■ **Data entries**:
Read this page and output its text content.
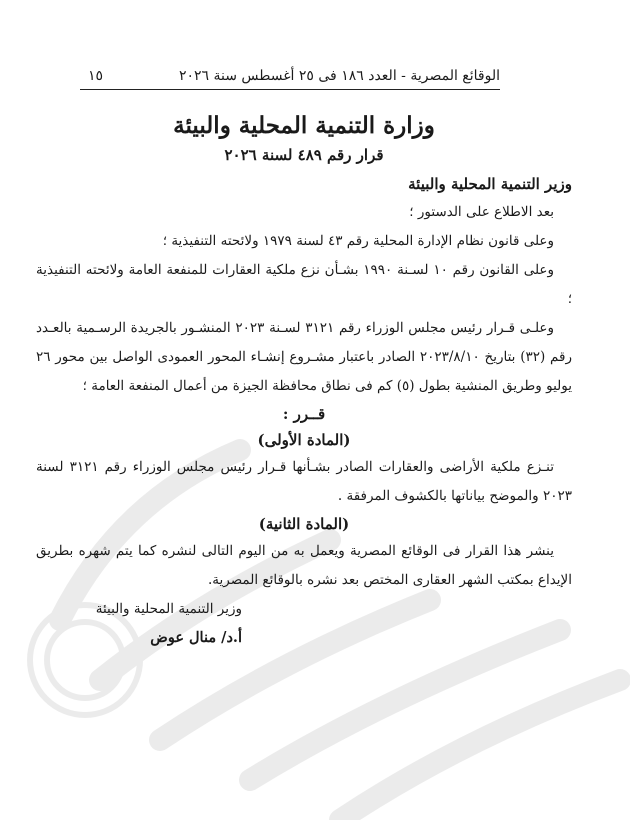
الوقائع المصرية - العدد ١٨٦ فى ٢٥ أغسطس سنة ٢٠٢٦
١٥

وزارة التنمية المحلية والبيئة

قرار رقم ٤٨٩ لسنة ٢٠٢٦

وزير التنمية المحلية والبيئة

بعد الاطلاع على الدستور ؛

وعلى قانون نظام الإدارة المحلية رقم ٤٣ لسنة ١٩٧٩ ولائحته التنفيذية ؛

وعلى القانون رقم ١٠ لسـنة ١٩٩٠ بشـأن نزع ملكية العقارات للمنفعة العامة ولائحته التنفيذية ؛

وعلـى قـرار رئيس مجلس الوزراء رقم ٣١٢١ لسـنة ٢٠٢٣ المنشـور بالجريدة الرسـمية بالعـدد رقم (٣٢) بتاريخ ٢٠٢٣/٨/١٠ الصادر باعتبار مشـروع إنشـاء المحور العمودى الواصل بين محور ٢٦ يوليو وطريق المنشية بطول (٥) كم فى نطاق محافظة الجيزة من أعمال المنفعة العامة ؛

قــرر :

(المادة الأولى)

تنـزع ملكية الأراضى والعقارات الصادر بشـأنها قـرار رئيس مجلس الوزراء رقم ٣١٢١ لسنة ٢٠٢٣ والموضح بياناتها بالكشوف المرفقة .

(المادة الثانية)

ينشر هذا القرار فى الوقائع المصرية ويعمل به من اليوم التالى لنشره كما يتم شهره بطريق الإيداع بمكتب الشهر العقارى المختص بعد نشره بالوقائع المصرية.

وزير التنمية المحلية والبيئة

أ.د/ منال عوض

■ **Your instructions**: Omit pictures; set down the rest of the material word for word.

■ **Solution**:
Read this page and output its text content.
الوقائع المصرية - العدد ١٨٦ فى ٢٥ أغسطس سنة ٢٠٢٦
١٥

وزارة التنمية المحلية والبيئة

قرار رقم ٤٨٩ لسنة ٢٠٢٦

وزير التنمية المحلية والبيئة

بعد الاطلاع على الدستور ؛

وعلى قانون نظام الإدارة المحلية رقم ٤٣ لسنة ١٩٧٩ ولائحته التنفيذية ؛

وعلى القانون رقم ١٠ لسـنة ١٩٩٠ بشـأن نزع ملكية العقارات للمنفعة العامة ولائحته التنفيذية ؛

وعلـى قـرار رئيس مجلس الوزراء رقم ٣١٢١ لسـنة ٢٠٢٣ المنشـور بالجريدة الرسـمية بالعـدد رقم (٣٢) بتاريخ ٢٠٢٣/٨/١٠ الصادر باعتبار مشـروع إنشـاء المحور العمودى الواصل بين محور ٢٦ يوليو وطريق المنشية بطول (٥) كم فى نطاق محافظة الجيزة من أعمال المنفعة العامة ؛

قــرر :

(المادة الأولى)

تنـزع ملكية الأراضى والعقارات الصادر بشـأنها قـرار رئيس مجلس الوزراء رقم ٣١٢١ لسنة ٢٠٢٣ والموضح بياناتها بالكشوف المرفقة .

(المادة الثانية)

ينشر هذا القرار فى الوقائع المصرية ويعمل به من اليوم التالى لنشره كما يتم شهره بطريق الإيداع بمكتب الشهر العقارى المختص بعد نشره بالوقائع المصرية.

وزير التنمية المحلية والبيئة

أ.د/ منال عوض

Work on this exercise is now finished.